China’s Rise Leads to America’s Containment

It is critical to engage with China as it becomes the world’s largest economy and gains unilateral power, say experts.

Gulf Business

When a thousand global thought leaders gather together you know that the main discussion will be one to be reckoned with. No surprise then that China and its growing clout took centrestage at The World Economic Forum’s fifth Summit on the Global Agenda in Dubai.

As China overtakes the US as the world’s largest economy, possibly by as early as 2016, the way in which it drives rules of engagement within the international framework is increasingly being called into question.

“The rise of China poses the biggest geopolitical risk in the world,” said Ian Bremmer, president, Eurasia Group. “China is bigger than India, Russia, Brazil and South Africa combined, and this scares the US. It has become a sort of Voldemort, as demonstrated when, for the first time, Obama referred to China as an adversary.”

This carries the overhang of being viewed as containment, and as Wu Xinbo, professor, Fudan University, People’s Republic of China, pointed out, “If the US wants China to be a responsible stakeholder, it has to be first given a stake.”

Bremmer agreed, adding that responsible stakeholdering is China’s prerogative. “They are told to act like a developed nation when they are actually a developing nation.”

● **Records provided**
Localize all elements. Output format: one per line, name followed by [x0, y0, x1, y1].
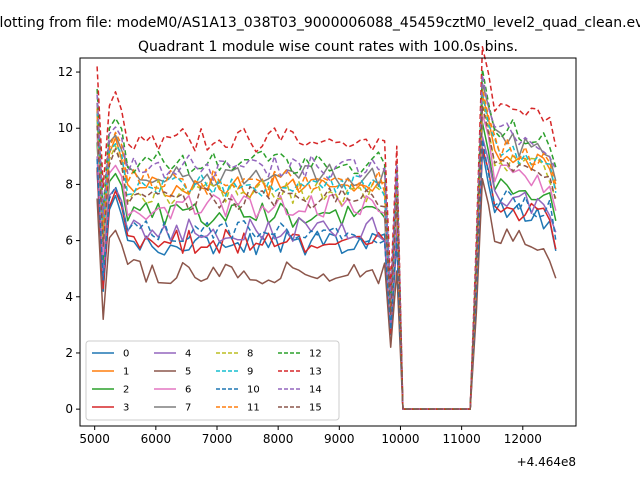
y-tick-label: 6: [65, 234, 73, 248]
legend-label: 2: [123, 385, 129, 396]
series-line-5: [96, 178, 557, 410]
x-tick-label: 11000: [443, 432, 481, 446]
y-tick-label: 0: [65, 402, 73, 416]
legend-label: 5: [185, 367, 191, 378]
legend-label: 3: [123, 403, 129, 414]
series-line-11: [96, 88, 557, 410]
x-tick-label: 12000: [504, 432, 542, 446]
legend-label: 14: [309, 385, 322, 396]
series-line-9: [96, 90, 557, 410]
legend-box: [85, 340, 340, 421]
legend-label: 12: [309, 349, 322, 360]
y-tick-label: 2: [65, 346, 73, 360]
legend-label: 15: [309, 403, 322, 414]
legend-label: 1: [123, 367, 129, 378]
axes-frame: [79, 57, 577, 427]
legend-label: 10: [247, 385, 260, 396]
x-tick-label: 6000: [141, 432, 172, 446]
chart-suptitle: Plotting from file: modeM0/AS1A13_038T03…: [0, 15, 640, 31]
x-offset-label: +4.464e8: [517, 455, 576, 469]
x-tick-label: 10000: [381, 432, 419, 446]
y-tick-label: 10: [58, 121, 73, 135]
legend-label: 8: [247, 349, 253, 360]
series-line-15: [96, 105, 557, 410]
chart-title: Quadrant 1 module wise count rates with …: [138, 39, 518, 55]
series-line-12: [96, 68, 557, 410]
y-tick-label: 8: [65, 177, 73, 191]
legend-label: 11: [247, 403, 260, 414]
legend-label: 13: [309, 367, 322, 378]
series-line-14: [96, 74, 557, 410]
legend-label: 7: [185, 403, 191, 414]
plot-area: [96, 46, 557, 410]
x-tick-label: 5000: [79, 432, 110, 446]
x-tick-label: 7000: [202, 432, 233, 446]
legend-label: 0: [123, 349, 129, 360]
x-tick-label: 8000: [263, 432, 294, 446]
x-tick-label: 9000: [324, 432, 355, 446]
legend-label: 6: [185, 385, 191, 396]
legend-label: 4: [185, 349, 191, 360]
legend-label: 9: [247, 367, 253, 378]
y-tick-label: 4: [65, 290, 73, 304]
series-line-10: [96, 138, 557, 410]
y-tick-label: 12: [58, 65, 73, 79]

...

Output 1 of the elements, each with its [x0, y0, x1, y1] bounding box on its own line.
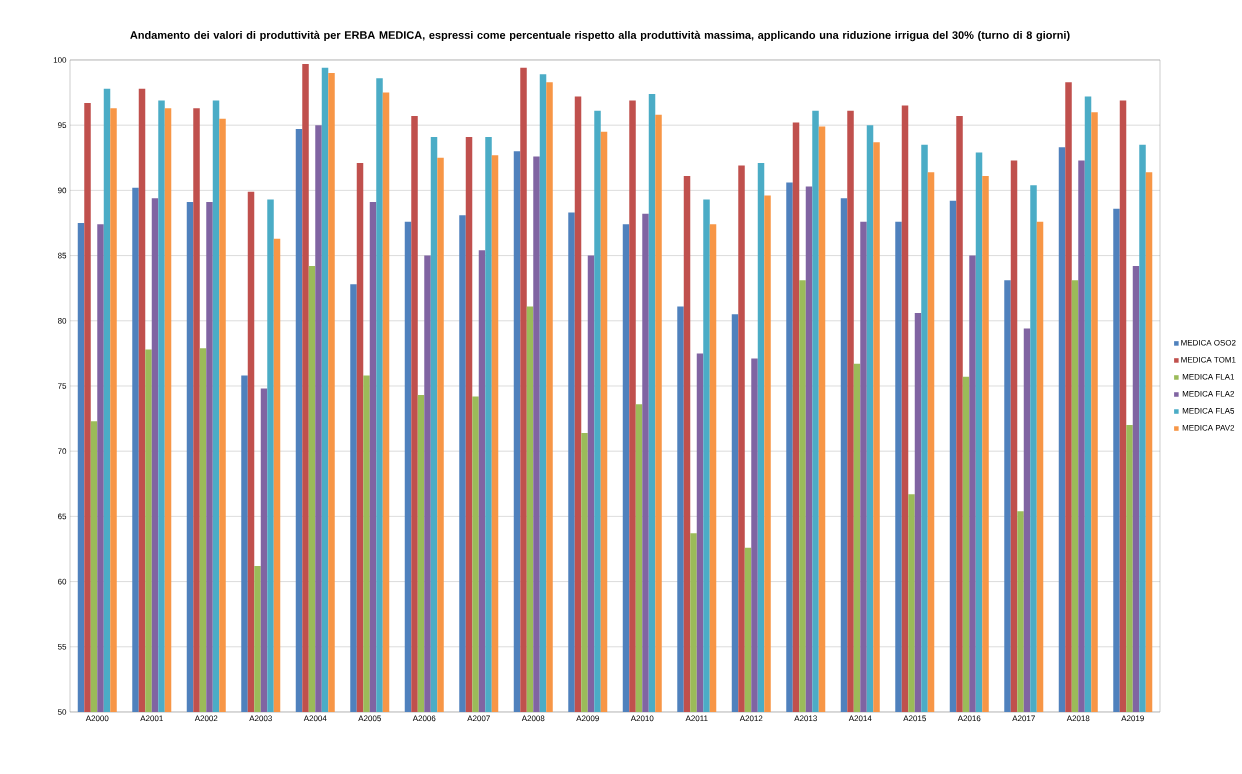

● **Tasks to carry out**
a) In the article on China's rise, who said that if the US wants China to be a responsible stakeholder, it must first be given a stake?
b) Pick up the article on China's rise where it stops and write the next few paragraphs.

● **The responses**
a) Wu Xinbo, a professor at Fudan University in the People's Republic of China.

b)
The US wants to engage China within the existing order. An example is that world institutions like The World Bank were created by the US and yet China is expected to act in accordance with the rules created by US institutions, some panelists stated.

“China does not have to comply with the existing order of things. And it does not need to tango only with the US to move forward; there will be many other countries,” Kevin Rudd, the ex-PM of Australia said.

This is true is many parts. With America becoming increasingly preoccupied with domestic issues, its unilateral power will diminish. This leaves the world bereft of a political big brother.

Yet “China is not opposed to a US regional order,” stated Xinbo. “In fact we have benefitted from them.”

What will then become crucial is the manner in which China uses its power and how other countries react to that.

“The big question is how we should engage China and how China will use its new power,” confirmed Rudd.